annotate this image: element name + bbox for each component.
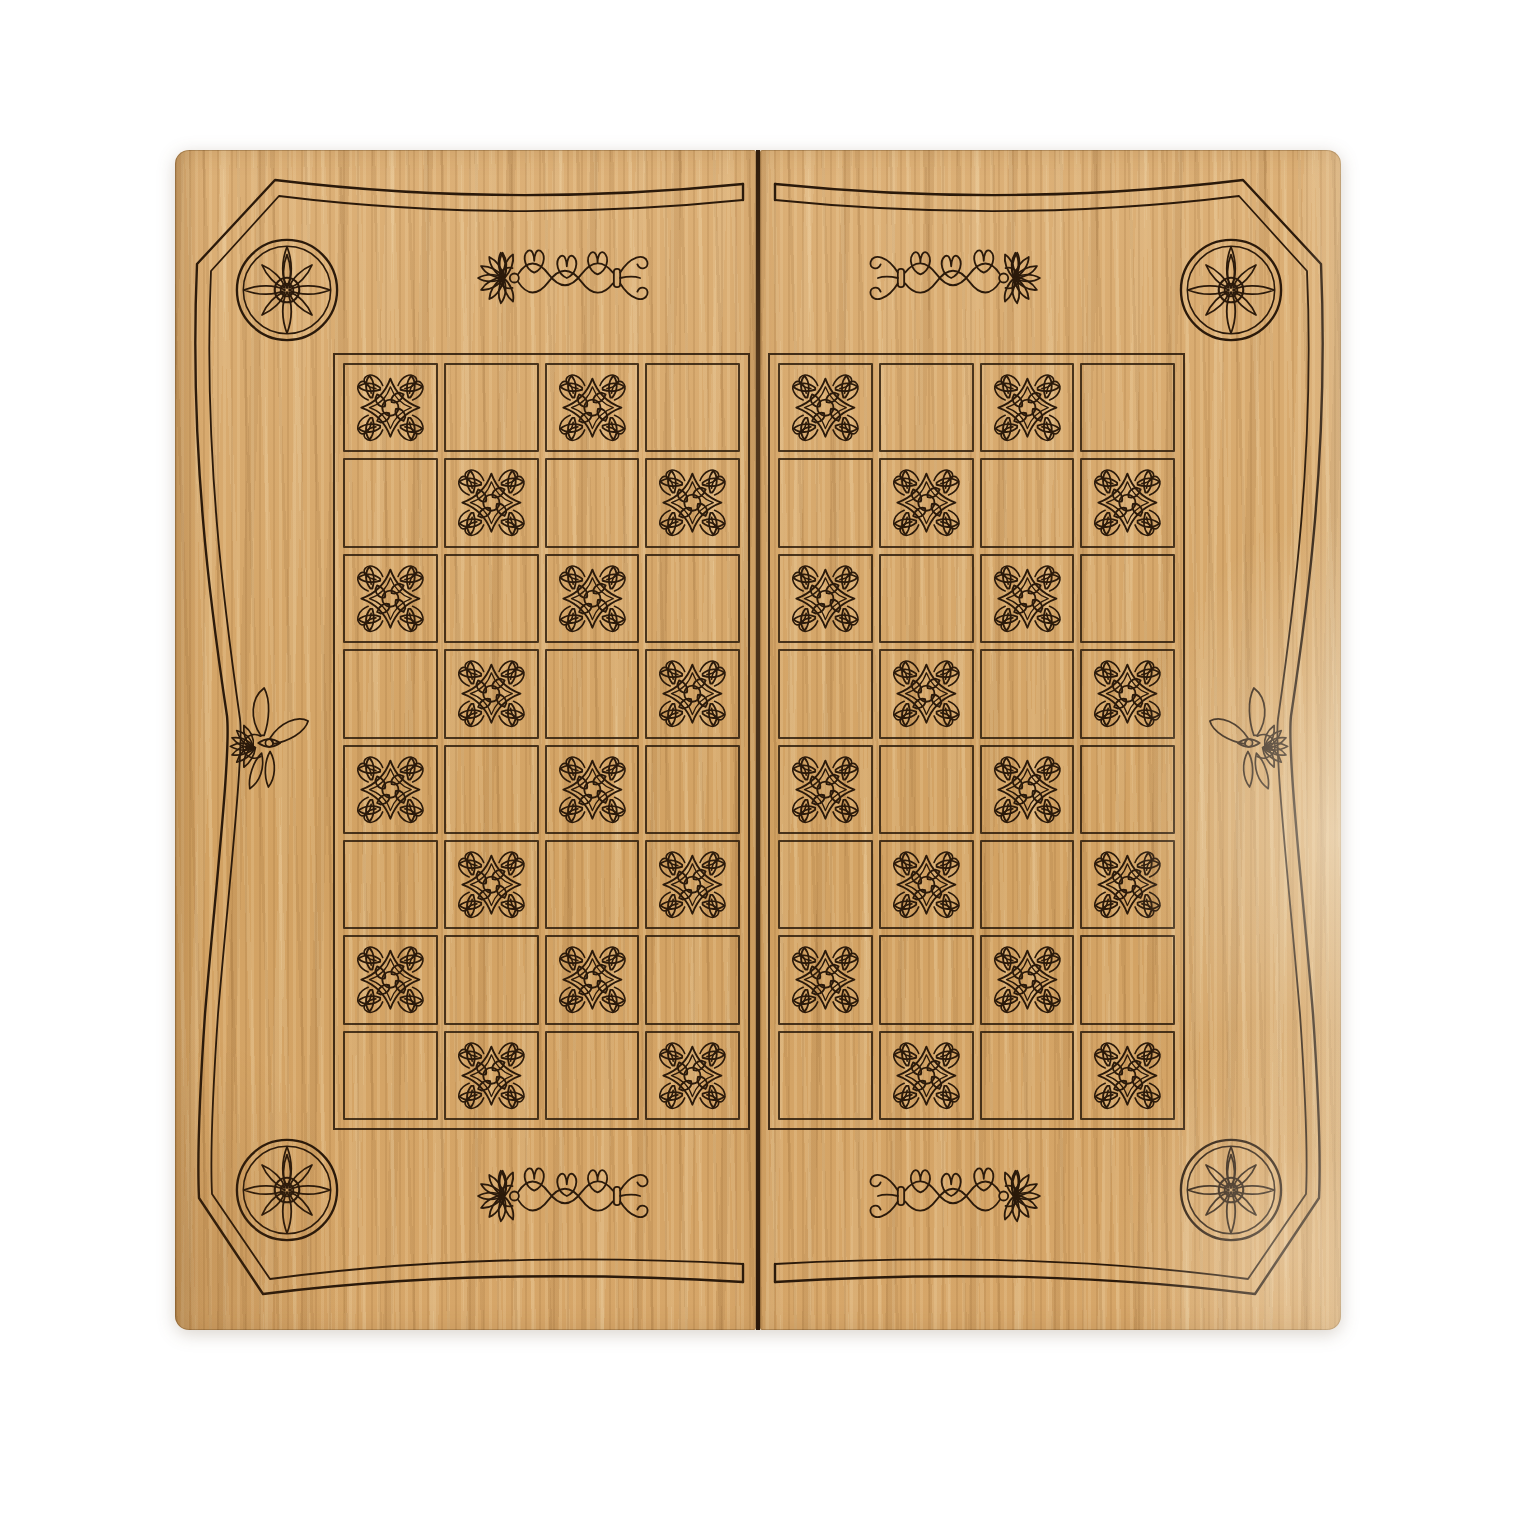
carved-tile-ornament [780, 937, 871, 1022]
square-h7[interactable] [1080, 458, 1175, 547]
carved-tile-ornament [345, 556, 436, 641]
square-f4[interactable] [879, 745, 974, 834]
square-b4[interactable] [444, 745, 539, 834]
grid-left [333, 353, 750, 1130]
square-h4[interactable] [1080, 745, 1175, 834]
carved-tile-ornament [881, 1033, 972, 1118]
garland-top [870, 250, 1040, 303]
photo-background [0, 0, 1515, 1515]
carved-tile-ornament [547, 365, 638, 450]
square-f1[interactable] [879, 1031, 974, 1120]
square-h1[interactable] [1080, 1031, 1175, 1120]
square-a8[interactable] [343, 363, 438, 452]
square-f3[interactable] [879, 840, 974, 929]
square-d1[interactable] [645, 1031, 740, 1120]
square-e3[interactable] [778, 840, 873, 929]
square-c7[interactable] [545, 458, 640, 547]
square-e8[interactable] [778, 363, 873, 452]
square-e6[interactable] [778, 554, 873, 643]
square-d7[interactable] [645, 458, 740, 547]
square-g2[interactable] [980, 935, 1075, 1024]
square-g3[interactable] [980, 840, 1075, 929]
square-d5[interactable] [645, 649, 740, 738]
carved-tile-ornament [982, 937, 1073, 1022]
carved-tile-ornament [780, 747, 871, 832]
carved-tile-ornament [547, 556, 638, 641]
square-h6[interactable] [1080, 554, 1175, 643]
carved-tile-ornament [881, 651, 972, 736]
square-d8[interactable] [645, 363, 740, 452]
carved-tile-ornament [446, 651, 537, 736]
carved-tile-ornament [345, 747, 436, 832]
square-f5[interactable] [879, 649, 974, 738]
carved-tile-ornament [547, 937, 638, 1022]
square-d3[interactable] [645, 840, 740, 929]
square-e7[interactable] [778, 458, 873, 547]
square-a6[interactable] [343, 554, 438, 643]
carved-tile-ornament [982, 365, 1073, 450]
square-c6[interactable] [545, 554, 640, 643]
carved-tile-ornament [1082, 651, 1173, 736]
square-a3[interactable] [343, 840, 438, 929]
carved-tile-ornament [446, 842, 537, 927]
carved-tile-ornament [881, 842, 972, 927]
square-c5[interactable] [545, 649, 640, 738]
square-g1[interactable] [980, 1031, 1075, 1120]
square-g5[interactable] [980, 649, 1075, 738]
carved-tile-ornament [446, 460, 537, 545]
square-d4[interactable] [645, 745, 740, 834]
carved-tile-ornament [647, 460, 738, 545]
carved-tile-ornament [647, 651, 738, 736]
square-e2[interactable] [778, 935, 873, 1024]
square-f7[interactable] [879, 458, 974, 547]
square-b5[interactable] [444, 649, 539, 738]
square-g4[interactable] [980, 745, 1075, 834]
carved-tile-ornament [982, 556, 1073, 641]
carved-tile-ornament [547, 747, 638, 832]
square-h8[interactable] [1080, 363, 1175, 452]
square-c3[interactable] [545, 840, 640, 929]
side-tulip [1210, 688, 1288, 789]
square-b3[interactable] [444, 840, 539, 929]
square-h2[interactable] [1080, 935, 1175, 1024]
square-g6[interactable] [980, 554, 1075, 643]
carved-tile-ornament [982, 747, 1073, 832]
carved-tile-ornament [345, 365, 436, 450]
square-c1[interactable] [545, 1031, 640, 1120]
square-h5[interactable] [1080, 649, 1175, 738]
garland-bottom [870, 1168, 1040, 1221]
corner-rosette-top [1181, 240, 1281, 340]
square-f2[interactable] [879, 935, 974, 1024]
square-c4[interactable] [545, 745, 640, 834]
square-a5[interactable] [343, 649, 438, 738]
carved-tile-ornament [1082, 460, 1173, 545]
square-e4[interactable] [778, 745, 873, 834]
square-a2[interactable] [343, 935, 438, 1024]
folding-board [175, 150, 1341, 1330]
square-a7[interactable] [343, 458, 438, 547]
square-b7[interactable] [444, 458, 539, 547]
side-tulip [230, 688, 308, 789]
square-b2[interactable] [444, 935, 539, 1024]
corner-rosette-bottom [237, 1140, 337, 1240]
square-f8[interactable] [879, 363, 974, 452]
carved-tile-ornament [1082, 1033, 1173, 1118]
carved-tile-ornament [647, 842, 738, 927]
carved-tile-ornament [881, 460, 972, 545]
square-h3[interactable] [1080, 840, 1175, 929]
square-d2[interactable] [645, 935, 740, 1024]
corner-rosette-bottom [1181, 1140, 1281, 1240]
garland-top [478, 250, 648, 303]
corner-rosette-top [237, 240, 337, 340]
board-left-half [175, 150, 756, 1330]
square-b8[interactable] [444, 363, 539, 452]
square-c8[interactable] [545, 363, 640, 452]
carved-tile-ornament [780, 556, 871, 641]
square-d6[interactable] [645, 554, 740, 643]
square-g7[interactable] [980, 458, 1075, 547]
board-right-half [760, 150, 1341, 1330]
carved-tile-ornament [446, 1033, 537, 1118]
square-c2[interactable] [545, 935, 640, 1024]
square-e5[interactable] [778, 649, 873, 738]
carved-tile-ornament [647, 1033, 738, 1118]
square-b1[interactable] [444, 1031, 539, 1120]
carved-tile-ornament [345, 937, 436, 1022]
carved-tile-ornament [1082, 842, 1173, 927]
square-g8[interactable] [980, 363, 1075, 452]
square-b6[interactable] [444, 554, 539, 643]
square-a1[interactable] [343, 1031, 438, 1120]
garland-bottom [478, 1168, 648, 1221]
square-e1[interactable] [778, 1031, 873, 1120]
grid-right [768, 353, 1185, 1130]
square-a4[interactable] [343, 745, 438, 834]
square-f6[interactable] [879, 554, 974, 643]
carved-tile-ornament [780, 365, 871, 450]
=====
__WHAT TO PRODUCE__:
Render every line of the listing above as a JSON list of strings, one string per line, skipping blank lines. Leave the pictures out of the answer.

__FULL SOLUTION__:
[
  "annotate this image: element name + bbox for each component.",
  "carved-tile-ornament [780, 937, 871, 1022]",
  "square-h7[interactable] [1080, 458, 1175, 547]",
  "carved-tile-ornament [345, 556, 436, 641]",
  "square-f4[interactable] [879, 745, 974, 834]",
  "square-b4[interactable] [444, 745, 539, 834]",
  "grid-left [333, 353, 750, 1130]",
  "square-h4[interactable] [1080, 745, 1175, 834]",
  "carved-tile-ornament [881, 1033, 972, 1118]",
  "garland-top [870, 250, 1040, 303]",
  "photo-background [0, 0, 1515, 1515]",
  "carved-tile-ornament [547, 365, 638, 450]",
  "square-f1[interactable] [879, 1031, 974, 1120]",
  "square-h1[interactable] [1080, 1031, 1175, 1120]",
  "square-a8[interactable] [343, 363, 438, 452]",
  "square-f3[interactable] [879, 840, 974, 929]",
  "square-d1[interactable] [645, 1031, 740, 1120]",
  "square-e3[interactable] [778, 840, 873, 929]",
  "square-c7[interactable] [545, 458, 640, 547]",
  "square-e8[interactable] [778, 363, 873, 452]",
  "square-e6[interactable] [778, 554, 873, 643]",
  "square-d7[interactable] [645, 458, 740, 547]",
  "square-g2[interactable] [980, 935, 1075, 1024]",
  "square-g3[interactable] [980, 840, 1075, 929]",
  "square-d5[interactable] [645, 649, 740, 738]",
  "carved-tile-ornament [982, 937, 1073, 1022]",
  "carved-tile-ornament [780, 747, 871, 832]",
  "carved-tile-ornament [547, 556, 638, 641]",
  "square-h6[interactable] [1080, 554, 1175, 643]",
  "carved-tile-ornament [881, 651, 972, 736]",
  "square-d8[interactable] [645, 363, 740, 452]",
  "carved-tile-ornament [446, 651, 537, 736]",
  "carved-tile-ornament [345, 747, 436, 832]",
  "square-f5[interactable] [879, 649, 974, 738]",
  "carved-tile-ornament [547, 937, 638, 1022]",
  "square-d3[interactable] [645, 840, 740, 929]",
  "square-e7[interactable] [778, 458, 873, 547]",
  "square-a6[interactable] [343, 554, 438, 643]",
  "carved-tile-ornament [982, 365, 1073, 450]",
  "square-c6[interactable] [545, 554, 640, 643]",
  "carved-tile-ornament [1082, 651, 1173, 736]",
  "square-a3[interactable] [343, 840, 438, 929]",
  "carved-tile-ornament [446, 842, 537, 927]",
  "carved-tile-ornament [881, 842, 972, 927]",
  "square-c5[interactable] [545, 649, 640, 738]",
  "square-g1[interactable] [980, 1031, 1075, 1120]",
  "square-g5[interactable] [980, 649, 1075, 738]",
  "carved-tile-ornament [446, 460, 537, 545]",
  "square-d4[interactable] [645, 745, 740, 834]",
  "carved-tile-ornament [647, 460, 738, 545]",
  "carved-tile-ornament [647, 651, 738, 736]",
  "square-e2[interactable] [778, 935, 873, 1024]",
  "square-f7[interactable] [879, 458, 974, 547]",
  "square-b5[interactable] [444, 649, 539, 738]",
  "square-g4[interactable] [980, 745, 1075, 834]",
  "carved-tile-ornament [982, 556, 1073, 641]",
  "carved-tile-ornament [547, 747, 638, 832]",
  "square-h8[interactable] [1080, 363, 1175, 452]",
  "square-c3[interactable] [545, 840, 640, 929]",
  "side-tulip [1210, 688, 1288, 789]",
  "square-b3[interactable] [444, 840, 539, 929]",
  "square-h2[interactable] [1080, 935, 1175, 1024]",
  "square-g6[interactable] [980, 554, 1075, 643]",
  "carved-tile-ornament [982, 747, 1073, 832]",
  "carved-tile-ornament [345, 365, 436, 450]",
  "square-c1[interactable] [545, 1031, 640, 1120]",
  "square-h5[interactable] [1080, 649, 1175, 738]",
  "garland-bottom [870, 1168, 1040, 1221]",
  "corner-rosette-top [1181, 240, 1281, 340]",
  "square-f2[interactable] [879, 935, 974, 1024]",
  "square-c4[interactable] [545, 745, 640, 834]",
  "square-a5[interactable] [343, 649, 438, 738]",
  "carved-tile-ornament [1082, 460, 1173, 545]",
  "square-e4[interactable] [778, 745, 873, 834]",
  "square-a2[interactable] [343, 935, 438, 1024]",
  "folding-board [175, 150, 1341, 1330]",
  "square-a7[interactable] [343, 458, 438, 547]",
  "square-b7[interactable] [444, 458, 539, 547]",
  "side-tulip [230, 688, 308, 789]",
  "square-b2[interactable] [444, 935, 539, 1024]",
  "corner-rosette-bottom [237, 1140, 337, 1240]",
  "square-f8[interactable] [879, 363, 974, 452]",
  "carved-tile-ornament [1082, 1033, 1173, 1118]",
  "carved-tile-ornament [647, 842, 738, 927]",
  "carved-tile-ornament [881, 460, 972, 545]",
  "square-h3[interactable] [1080, 840, 1175, 929]",
  "square-d2[interactable] [645, 935, 740, 1024]",
  "corner-rosette-bottom [1181, 1140, 1281, 1240]",
  "garland-top [478, 250, 648, 303]",
  "corner-rosette-top [237, 240, 337, 340]",
  "board-left-half [175, 150, 756, 1330]",
  "square-b8[interactable] [444, 363, 539, 452]",
  "square-c8[interactable] [545, 363, 640, 452]",
  "carved-tile-ornament [780, 556, 871, 641]",
  "square-d6[interactable] [645, 554, 740, 643]",
  "square-g7[interactable] [980, 458, 1075, 547]",
  "board-right-half [760, 150, 1341, 1330]",
  "carved-tile-ornament [446, 1033, 537, 1118]",
  "square-c2[interactable] [545, 935, 640, 1024]",
  "square-e5[interactable] [778, 649, 873, 738]",
  "carved-tile-ornament [647, 1033, 738, 1118]",
  "square-b1[interactable] [444, 1031, 539, 1120]",
  "carved-tile-ornament [345, 937, 436, 1022]",
  "carved-tile-ornament [1082, 842, 1173, 927]",
  "square-g8[interactable] [980, 363, 1075, 452]",
  "square-b6[interactable] [444, 554, 539, 643]",
  "square-a1[interactable] [343, 1031, 438, 1120]",
  "garland-bottom [478, 1168, 648, 1221]",
  "square-e1[interactable] [778, 1031, 873, 1120]",
  "grid-right [768, 353, 1185, 1130]",
  "square-a4[interactable] [343, 745, 438, 834]",
  "square-f6[interactable] [879, 554, 974, 643]",
  "carved-tile-ornament [780, 365, 871, 450]"
]